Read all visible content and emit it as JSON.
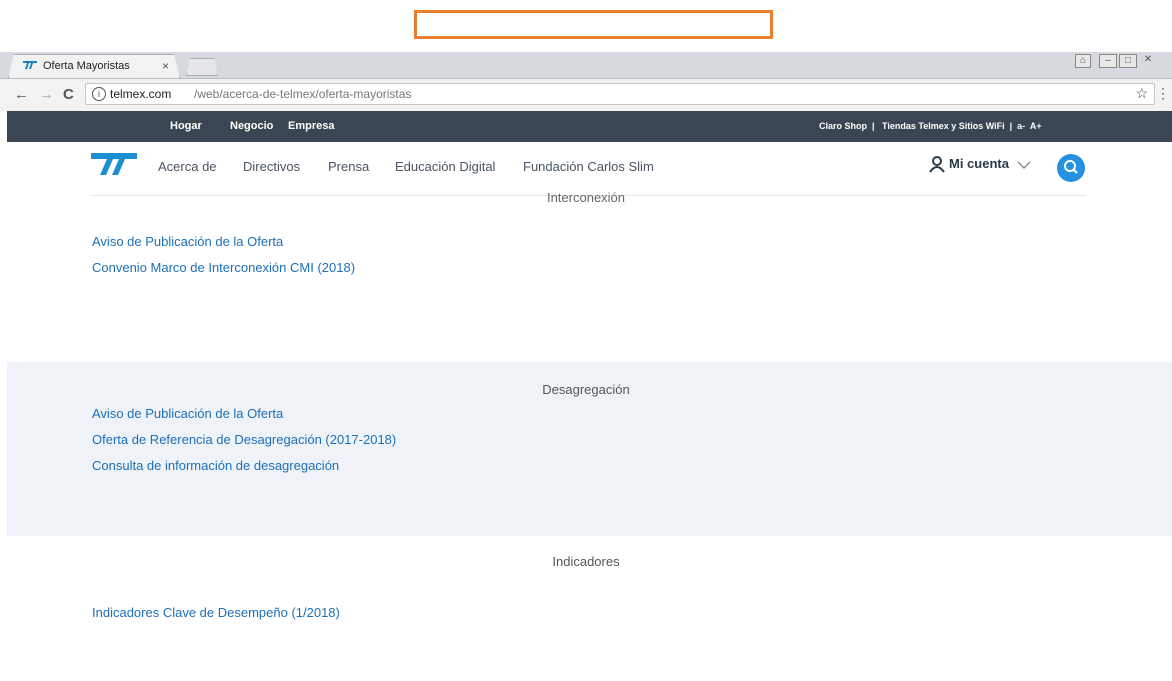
{
  "browser": {
    "tab_title": "Oferta Mayoristas",
    "tab_close": "×",
    "url_host": "telmex.com",
    "url_path": "/web/acerca-de-telmex/oferta-mayoristas",
    "info_icon": "i",
    "back": "←",
    "forward": "→",
    "reload": "C",
    "star": "☆",
    "menu": "⋮"
  },
  "topbar": {
    "left_links": [
      "Hogar",
      "Negocio",
      "Empresa"
    ],
    "right_text": "Claro Shop  |   Tiendas Telmex y Sitios WiFi  |  a-  A+"
  },
  "nav": {
    "links": [
      "Acerca de",
      "Directivos",
      "Prensa",
      "Educación Digital",
      "Fundación Carlos Slim"
    ],
    "account": "Mi cuenta"
  },
  "sections": {
    "interconexion": {
      "title": "Interconexión",
      "links": [
        "Aviso de Publicación de la Oferta",
        "Convenio Marco de Interconexión CMI (2018)"
      ]
    },
    "desagregacion": {
      "title": "Desagregación",
      "links": [
        "Aviso de Publicación de la Oferta",
        "Oferta de Referencia de Desagregación (2017-2018)",
        "Consulta de información de desagregación"
      ]
    },
    "indicadores": {
      "title": "Indicadores",
      "links": [
        "Indicadores Clave de Desempeño (1/2018)"
      ]
    }
  },
  "colors": {
    "accent": "#2591e0",
    "topbar": "#3a4652",
    "link": "#1d6fb8",
    "highlight": "#e87e2f"
  }
}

******

Exercise objective
Every line of the material is to be quoted exactly, with no pictures carried over.

Answer
Read all visible content and emit it as JSON.
{
  "browser": {
    "tab_title": "Oferta Mayoristas",
    "tab_close": "×",
    "url_host": "telmex.com",
    "url_path": "/web/acerca-de-telmex/oferta-mayoristas",
    "info_icon": "i",
    "back": "←",
    "forward": "→",
    "reload": "C",
    "star": "☆",
    "menu": "⋮"
  },
  "topbar": {
    "left_links": [
      "Hogar",
      "Negocio",
      "Empresa"
    ],
    "right_text": "Claro Shop  |   Tiendas Telmex y Sitios WiFi  |  a-  A+"
  },
  "nav": {
    "links": [
      "Acerca de",
      "Directivos",
      "Prensa",
      "Educación Digital",
      "Fundación Carlos Slim"
    ],
    "account": "Mi cuenta"
  },
  "sections": {
    "interconexion": {
      "title": "Interconexión",
      "links": [
        "Aviso de Publicación de la Oferta",
        "Convenio Marco de Interconexión CMI (2018)"
      ]
    },
    "desagregacion": {
      "title": "Desagregación",
      "links": [
        "Aviso de Publicación de la Oferta",
        "Oferta de Referencia de Desagregación (2017-2018)",
        "Consulta de información de desagregación"
      ]
    },
    "indicadores": {
      "title": "Indicadores",
      "links": [
        "Indicadores Clave de Desempeño (1/2018)"
      ]
    }
  },
  "colors": {
    "accent": "#2591e0",
    "topbar": "#3a4652",
    "link": "#1d6fb8",
    "highlight": "#e87e2f"
  }
}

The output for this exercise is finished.